*THE EXERCISE*.
Select all lines with the string "一氯二溴甲烷" in them, and copy those lines.

*Dataset entries*.
________________________

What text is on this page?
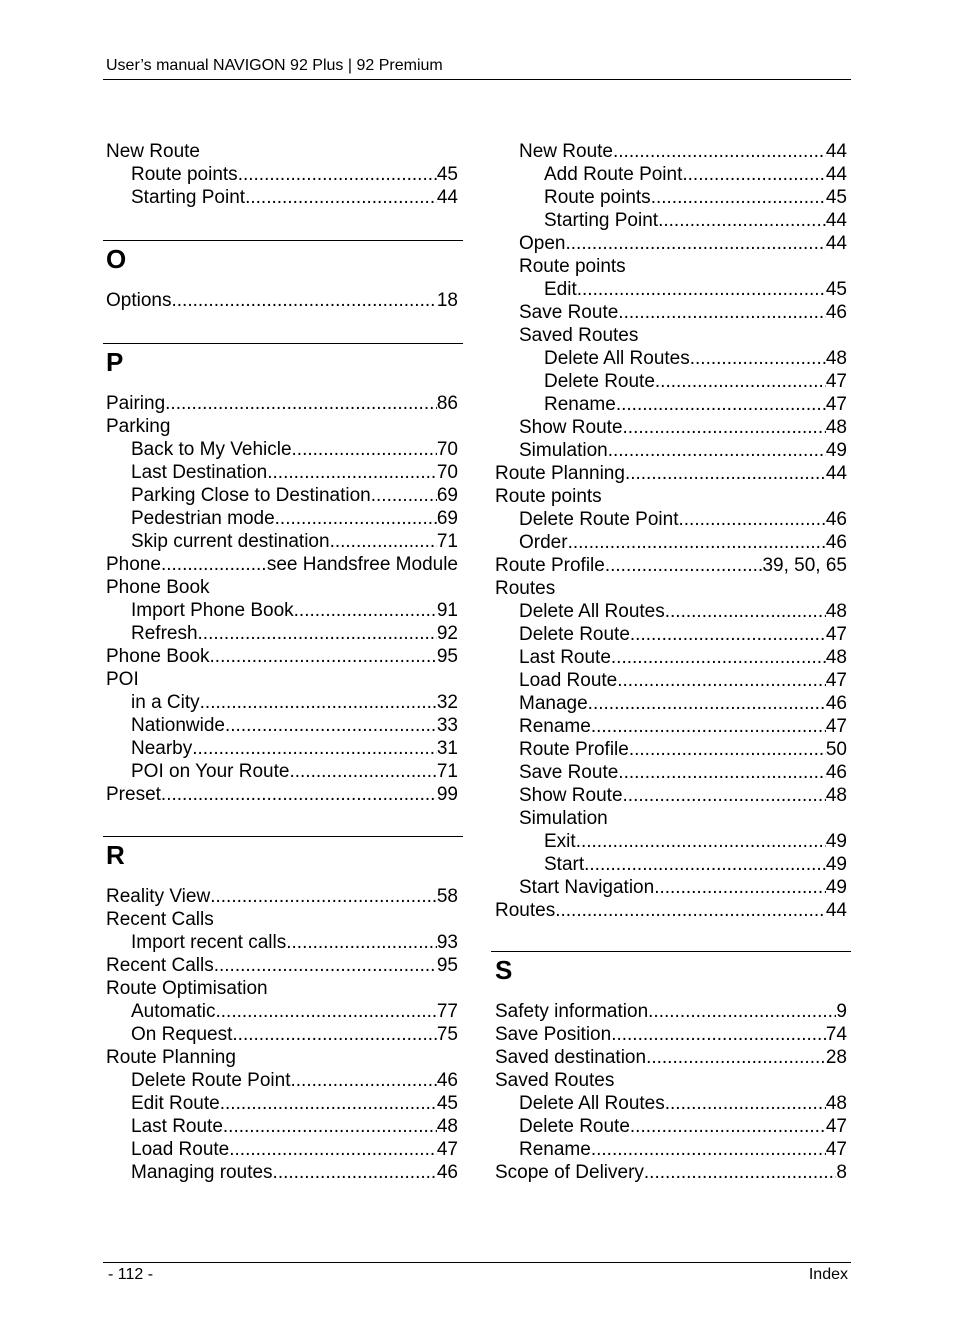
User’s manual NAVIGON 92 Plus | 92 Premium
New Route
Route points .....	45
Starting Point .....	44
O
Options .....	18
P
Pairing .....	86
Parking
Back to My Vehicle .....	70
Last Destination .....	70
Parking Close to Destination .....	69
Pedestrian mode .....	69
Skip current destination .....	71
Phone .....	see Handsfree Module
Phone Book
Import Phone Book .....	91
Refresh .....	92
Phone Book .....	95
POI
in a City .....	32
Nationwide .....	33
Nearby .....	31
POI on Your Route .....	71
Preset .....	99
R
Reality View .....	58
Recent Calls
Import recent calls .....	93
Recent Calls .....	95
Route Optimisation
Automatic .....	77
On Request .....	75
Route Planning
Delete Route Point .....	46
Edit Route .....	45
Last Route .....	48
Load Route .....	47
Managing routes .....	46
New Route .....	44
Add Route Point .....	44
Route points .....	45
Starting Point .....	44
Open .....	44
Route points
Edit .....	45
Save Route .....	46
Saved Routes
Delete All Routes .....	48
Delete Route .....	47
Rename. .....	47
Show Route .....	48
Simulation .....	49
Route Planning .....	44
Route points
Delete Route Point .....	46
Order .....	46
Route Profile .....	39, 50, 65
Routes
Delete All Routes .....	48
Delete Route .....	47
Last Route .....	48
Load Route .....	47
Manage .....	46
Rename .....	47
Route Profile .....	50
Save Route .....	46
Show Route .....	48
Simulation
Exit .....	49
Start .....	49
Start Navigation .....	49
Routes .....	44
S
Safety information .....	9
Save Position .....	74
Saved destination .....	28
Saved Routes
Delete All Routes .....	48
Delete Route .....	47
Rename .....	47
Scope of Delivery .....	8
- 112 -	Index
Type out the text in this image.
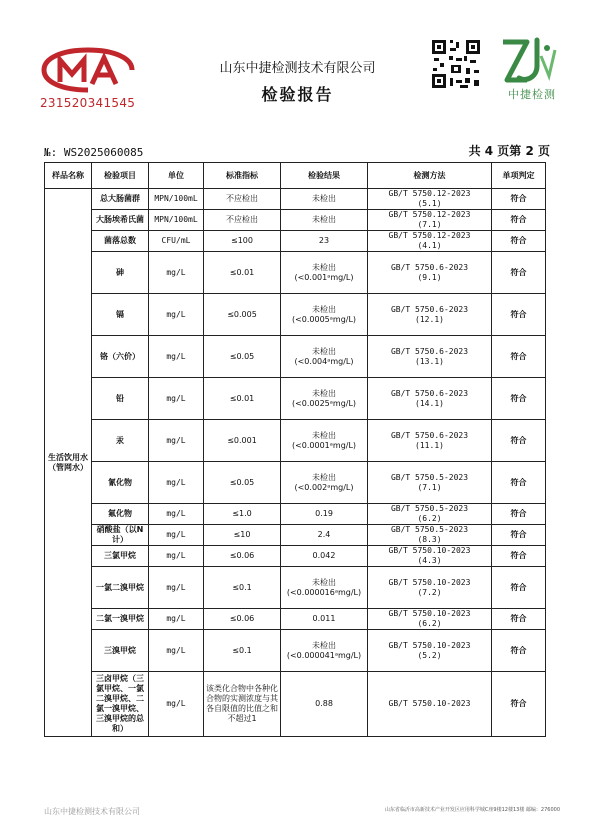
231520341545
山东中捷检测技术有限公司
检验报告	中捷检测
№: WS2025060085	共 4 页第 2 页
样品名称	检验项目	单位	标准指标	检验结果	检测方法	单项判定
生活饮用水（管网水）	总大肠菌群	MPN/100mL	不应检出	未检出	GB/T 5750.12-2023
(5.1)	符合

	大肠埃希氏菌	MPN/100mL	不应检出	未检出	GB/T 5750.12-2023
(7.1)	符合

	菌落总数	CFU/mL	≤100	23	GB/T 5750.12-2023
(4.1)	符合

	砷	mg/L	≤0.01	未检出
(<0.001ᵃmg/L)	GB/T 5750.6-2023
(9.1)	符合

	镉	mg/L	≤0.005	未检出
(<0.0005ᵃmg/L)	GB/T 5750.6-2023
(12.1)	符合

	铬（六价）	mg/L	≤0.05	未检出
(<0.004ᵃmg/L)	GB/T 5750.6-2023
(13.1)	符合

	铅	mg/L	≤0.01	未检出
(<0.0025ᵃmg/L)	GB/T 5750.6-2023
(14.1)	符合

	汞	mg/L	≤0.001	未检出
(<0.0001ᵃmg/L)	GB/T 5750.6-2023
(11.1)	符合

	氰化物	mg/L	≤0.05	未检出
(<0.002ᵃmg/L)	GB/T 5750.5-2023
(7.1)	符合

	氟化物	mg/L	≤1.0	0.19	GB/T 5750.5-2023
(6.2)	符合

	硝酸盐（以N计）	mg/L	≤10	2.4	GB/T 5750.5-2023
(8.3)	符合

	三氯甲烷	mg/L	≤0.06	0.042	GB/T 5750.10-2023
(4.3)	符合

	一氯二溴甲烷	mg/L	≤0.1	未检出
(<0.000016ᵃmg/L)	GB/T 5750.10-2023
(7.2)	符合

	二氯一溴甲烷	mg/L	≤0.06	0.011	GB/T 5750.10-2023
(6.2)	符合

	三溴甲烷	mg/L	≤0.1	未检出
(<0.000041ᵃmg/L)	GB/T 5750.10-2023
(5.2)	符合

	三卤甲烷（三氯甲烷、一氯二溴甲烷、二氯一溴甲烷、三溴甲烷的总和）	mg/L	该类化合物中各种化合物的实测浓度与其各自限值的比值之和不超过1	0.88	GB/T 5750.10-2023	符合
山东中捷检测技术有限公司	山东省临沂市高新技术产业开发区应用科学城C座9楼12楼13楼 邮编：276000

________________________

*COMPLETE OUTPUT*.
	一氯二溴甲烷	mg/L	≤0.1	未检出
	三卤甲烷（三氯甲烷、一氯二溴甲烷、二氯一溴甲烷、三溴甲烷的总和）	mg/L	该类化合物中各种化合物的实测浓度与其各自限值的比值之和不超过1	0.88	GB/T 5750.10-2023	符合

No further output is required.